WHAT YOU HAVE TO DO → Give only the number of lines that contain the word "cứng".

SOURCE MATERIAL →
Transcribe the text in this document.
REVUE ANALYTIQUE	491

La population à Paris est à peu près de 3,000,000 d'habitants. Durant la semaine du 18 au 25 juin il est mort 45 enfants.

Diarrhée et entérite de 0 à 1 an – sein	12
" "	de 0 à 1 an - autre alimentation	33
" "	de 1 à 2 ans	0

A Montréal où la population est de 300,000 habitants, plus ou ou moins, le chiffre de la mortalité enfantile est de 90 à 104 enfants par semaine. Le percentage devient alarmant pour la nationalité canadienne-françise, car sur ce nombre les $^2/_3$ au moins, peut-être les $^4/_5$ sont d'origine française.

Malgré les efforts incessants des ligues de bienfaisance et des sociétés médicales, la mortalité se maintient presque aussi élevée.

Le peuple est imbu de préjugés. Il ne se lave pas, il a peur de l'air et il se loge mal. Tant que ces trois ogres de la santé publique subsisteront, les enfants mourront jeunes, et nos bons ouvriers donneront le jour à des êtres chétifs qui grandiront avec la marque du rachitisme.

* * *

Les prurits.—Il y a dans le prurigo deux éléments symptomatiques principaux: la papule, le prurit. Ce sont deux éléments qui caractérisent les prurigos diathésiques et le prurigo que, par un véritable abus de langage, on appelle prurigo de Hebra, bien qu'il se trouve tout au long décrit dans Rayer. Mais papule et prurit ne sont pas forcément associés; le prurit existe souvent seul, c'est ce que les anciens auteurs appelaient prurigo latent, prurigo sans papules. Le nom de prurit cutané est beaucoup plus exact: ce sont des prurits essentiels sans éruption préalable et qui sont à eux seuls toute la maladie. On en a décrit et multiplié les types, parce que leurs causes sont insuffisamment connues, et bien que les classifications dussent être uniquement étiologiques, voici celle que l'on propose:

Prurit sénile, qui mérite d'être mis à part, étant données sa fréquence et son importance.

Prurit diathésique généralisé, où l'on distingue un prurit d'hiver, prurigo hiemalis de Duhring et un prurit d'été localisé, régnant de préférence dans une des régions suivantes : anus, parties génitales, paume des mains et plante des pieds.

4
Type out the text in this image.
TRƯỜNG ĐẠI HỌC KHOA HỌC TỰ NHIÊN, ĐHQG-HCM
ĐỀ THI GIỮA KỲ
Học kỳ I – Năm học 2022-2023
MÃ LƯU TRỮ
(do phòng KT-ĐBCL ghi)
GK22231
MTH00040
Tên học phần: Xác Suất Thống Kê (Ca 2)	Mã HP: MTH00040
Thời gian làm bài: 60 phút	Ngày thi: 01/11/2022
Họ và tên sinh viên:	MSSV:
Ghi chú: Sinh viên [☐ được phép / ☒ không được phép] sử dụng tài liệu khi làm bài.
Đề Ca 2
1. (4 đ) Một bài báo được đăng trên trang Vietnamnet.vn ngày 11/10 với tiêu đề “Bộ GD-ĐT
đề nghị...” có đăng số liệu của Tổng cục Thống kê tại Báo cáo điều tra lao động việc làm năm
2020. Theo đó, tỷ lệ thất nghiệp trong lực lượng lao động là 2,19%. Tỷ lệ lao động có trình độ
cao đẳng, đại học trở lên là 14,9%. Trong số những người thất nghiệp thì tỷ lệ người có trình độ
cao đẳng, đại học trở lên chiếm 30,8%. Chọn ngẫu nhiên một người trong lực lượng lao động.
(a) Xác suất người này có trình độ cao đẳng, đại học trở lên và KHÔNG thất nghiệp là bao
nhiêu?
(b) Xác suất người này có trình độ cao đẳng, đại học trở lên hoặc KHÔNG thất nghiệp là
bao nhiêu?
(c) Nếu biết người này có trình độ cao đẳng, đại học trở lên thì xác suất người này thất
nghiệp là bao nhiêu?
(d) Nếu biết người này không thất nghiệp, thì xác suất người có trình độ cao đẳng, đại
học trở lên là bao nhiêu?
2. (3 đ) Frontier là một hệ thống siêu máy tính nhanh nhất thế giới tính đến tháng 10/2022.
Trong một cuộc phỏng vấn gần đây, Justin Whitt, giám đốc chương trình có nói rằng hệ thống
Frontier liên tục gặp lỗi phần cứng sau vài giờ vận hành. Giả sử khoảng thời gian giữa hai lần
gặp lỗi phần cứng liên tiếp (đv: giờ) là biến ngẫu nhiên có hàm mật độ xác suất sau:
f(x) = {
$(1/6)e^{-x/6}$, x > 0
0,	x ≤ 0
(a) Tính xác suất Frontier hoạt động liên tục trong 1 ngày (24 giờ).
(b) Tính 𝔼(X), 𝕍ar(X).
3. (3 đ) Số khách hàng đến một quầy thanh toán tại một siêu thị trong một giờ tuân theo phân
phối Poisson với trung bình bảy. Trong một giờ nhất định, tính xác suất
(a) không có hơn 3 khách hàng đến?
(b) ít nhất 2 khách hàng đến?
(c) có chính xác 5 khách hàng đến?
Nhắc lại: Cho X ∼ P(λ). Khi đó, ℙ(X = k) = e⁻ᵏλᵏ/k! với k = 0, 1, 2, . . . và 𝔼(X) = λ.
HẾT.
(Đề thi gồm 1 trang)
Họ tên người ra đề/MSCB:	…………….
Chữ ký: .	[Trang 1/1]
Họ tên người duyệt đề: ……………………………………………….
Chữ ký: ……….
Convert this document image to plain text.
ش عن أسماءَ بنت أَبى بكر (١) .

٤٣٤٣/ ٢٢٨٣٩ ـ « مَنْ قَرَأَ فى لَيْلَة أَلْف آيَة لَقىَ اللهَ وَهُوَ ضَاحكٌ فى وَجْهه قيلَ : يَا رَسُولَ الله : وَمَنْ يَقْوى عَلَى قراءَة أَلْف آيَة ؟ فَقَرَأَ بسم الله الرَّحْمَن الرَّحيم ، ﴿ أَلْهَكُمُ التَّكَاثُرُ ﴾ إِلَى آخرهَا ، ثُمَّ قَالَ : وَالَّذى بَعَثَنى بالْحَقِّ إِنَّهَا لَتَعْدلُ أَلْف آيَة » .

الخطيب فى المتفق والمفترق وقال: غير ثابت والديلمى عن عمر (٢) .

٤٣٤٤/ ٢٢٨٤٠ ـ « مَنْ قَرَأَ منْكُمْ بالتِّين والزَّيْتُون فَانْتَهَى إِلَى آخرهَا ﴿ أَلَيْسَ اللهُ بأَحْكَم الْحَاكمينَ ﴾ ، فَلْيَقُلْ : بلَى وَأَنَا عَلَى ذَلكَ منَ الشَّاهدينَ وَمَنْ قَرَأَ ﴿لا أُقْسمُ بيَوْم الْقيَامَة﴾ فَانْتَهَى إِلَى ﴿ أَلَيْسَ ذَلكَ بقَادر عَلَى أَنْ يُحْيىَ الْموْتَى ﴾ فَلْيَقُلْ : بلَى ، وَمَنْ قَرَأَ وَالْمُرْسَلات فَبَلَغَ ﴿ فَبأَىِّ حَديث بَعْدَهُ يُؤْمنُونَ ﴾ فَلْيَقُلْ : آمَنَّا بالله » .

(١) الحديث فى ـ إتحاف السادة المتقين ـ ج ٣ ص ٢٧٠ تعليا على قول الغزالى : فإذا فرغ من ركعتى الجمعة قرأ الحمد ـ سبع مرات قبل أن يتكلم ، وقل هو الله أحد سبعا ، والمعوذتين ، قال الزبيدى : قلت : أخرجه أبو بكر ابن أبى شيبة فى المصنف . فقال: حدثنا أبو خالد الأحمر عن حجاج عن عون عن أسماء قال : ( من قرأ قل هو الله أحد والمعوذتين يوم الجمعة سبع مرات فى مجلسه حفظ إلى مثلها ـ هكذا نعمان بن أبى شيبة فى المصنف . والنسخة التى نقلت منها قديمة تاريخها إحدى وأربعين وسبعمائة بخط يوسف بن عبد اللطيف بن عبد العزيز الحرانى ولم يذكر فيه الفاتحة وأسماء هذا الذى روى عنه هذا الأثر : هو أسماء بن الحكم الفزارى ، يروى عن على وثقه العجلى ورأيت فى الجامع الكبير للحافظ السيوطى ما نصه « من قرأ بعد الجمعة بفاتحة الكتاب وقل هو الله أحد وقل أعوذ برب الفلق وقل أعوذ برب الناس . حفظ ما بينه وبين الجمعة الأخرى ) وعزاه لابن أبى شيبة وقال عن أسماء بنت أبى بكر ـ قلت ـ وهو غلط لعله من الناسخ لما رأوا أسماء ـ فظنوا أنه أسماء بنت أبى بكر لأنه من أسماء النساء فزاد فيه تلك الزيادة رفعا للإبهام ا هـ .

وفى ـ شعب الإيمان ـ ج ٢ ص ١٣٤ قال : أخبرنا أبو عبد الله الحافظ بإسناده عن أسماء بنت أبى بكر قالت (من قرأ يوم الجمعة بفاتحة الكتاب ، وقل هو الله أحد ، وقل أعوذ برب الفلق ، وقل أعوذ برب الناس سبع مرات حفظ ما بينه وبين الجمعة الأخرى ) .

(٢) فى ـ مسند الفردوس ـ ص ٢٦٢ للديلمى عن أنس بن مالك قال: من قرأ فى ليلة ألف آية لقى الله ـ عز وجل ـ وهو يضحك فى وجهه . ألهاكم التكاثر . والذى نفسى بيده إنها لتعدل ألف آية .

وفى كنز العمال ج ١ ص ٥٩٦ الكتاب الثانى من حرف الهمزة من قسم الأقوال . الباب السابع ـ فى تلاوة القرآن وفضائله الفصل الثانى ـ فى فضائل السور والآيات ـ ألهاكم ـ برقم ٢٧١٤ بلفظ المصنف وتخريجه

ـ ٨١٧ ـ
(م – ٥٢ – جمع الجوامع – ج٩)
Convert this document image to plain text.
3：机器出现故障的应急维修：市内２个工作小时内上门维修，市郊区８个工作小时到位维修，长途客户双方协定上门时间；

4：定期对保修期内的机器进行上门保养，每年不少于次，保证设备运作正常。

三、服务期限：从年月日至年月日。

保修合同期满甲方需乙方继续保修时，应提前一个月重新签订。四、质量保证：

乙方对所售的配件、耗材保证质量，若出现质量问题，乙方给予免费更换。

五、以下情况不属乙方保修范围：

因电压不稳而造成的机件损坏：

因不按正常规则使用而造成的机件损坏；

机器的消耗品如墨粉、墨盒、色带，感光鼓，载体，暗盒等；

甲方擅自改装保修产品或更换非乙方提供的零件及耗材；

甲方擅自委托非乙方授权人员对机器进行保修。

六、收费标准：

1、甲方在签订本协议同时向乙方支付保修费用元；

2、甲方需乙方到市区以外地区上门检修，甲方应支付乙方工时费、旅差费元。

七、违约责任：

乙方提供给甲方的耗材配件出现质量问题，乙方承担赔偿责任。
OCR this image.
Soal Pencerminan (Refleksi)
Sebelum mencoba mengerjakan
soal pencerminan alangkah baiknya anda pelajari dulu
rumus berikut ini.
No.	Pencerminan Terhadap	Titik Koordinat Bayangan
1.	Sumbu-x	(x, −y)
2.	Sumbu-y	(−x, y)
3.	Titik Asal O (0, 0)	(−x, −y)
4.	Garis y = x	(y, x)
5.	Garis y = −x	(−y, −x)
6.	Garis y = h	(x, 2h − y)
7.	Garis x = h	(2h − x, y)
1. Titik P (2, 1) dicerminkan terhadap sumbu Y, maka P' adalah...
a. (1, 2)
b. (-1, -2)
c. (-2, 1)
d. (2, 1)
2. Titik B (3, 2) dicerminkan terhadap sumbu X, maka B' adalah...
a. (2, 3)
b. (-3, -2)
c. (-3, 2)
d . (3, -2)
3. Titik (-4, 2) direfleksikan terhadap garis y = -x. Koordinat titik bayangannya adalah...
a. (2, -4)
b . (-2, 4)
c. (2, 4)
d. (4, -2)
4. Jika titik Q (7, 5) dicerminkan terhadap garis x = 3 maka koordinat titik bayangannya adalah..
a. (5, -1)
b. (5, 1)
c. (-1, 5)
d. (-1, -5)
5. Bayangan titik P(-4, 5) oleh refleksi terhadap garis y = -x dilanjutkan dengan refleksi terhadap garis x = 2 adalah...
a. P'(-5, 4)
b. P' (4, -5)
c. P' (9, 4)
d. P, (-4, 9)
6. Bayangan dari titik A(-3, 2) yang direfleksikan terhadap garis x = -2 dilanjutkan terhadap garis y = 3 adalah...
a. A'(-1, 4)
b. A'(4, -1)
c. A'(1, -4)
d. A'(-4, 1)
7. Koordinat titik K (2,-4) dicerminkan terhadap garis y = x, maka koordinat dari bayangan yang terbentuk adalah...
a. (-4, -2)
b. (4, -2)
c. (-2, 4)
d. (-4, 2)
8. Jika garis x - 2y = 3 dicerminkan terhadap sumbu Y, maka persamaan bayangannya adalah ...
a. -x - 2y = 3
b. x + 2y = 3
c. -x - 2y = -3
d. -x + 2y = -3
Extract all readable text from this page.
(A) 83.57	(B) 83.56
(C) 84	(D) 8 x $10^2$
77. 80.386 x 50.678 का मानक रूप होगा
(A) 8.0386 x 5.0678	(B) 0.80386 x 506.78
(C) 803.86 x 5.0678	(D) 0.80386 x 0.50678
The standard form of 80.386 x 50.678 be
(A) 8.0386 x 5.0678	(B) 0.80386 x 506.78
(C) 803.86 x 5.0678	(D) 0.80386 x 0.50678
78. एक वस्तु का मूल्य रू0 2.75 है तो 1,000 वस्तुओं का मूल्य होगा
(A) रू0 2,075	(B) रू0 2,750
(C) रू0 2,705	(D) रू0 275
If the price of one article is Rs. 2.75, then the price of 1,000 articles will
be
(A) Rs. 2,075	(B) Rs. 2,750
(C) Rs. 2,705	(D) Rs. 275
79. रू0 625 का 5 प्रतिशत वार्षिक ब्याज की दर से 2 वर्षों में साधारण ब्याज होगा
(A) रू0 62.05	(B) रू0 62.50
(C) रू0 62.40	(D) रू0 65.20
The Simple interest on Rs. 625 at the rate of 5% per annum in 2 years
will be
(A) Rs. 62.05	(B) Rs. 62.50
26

COMPLETED EXERCISE → 2